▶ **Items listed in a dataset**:

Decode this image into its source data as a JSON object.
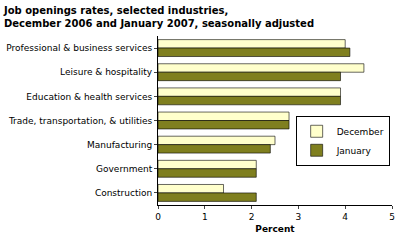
{
  "chart_data": {
    "type": "bar",
    "orientation": "horizontal",
    "title": "Job openings rates, selected industries,\nDecember 2006 and January 2007, seasonally adjusted",
    "x_label": "Percent",
    "categories": [
      "Professional & business services",
      "Leisure & hospitality",
      "Education & health services",
      "Trade, transportation, & utilities",
      "Manufacturing",
      "Government",
      "Construction"
    ],
    "series": [
      {
        "name": "December",
        "color": "#ffffcc",
        "values": [
          4.0,
          4.4,
          3.9,
          2.8,
          2.5,
          2.1,
          1.4
        ]
      },
      {
        "name": "January",
        "color": "#7f7f1f",
        "values": [
          4.1,
          3.9,
          3.9,
          2.8,
          2.4,
          2.1,
          2.1
        ]
      }
    ],
    "xlim": [
      0,
      5
    ],
    "xticks": [
      0,
      1,
      2,
      3,
      4,
      5
    ],
    "grid": false,
    "legend": "right"
  }
}
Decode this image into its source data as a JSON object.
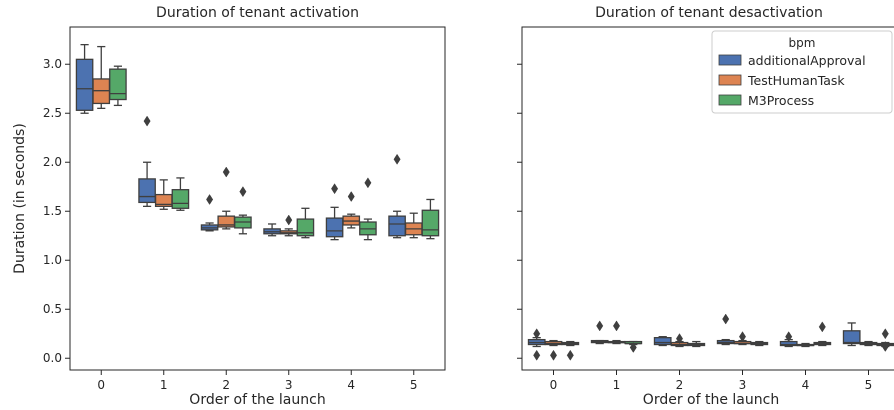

▶ **Problem requirements**: Go back to the records above and write them out exactly, without the pictures.

▶ **Answer in full**:
Decode this image into its source data as a JSON object.
{
  "chart_data": {
    "type": "bar",
    "orientation": "horizontal",
    "title": "Job openings rates, selected industries,\nDecember 2006 and January 2007, seasonally adjusted",
    "x_label": "Percent",
    "categories": [
      "Professional & business services",
      "Leisure & hospitality",
      "Education & health services",
      "Trade, transportation, & utilities",
      "Manufacturing",
      "Government",
      "Construction"
    ],
    "series": [
      {
        "name": "December",
        "color": "#ffffcc",
        "values": [
          4.0,
          4.4,
          3.9,
          2.8,
          2.5,
          2.1,
          1.4
        ]
      },
      {
        "name": "January",
        "color": "#7f7f1f",
        "values": [
          4.1,
          3.9,
          3.9,
          2.8,
          2.4,
          2.1,
          2.1
        ]
      }
    ],
    "xlim": [
      0,
      5
    ],
    "xticks": [
      0,
      1,
      2,
      3,
      4,
      5
    ],
    "grid": false,
    "legend": "right"
  }
}
Decode this image into its source data as a JSON object.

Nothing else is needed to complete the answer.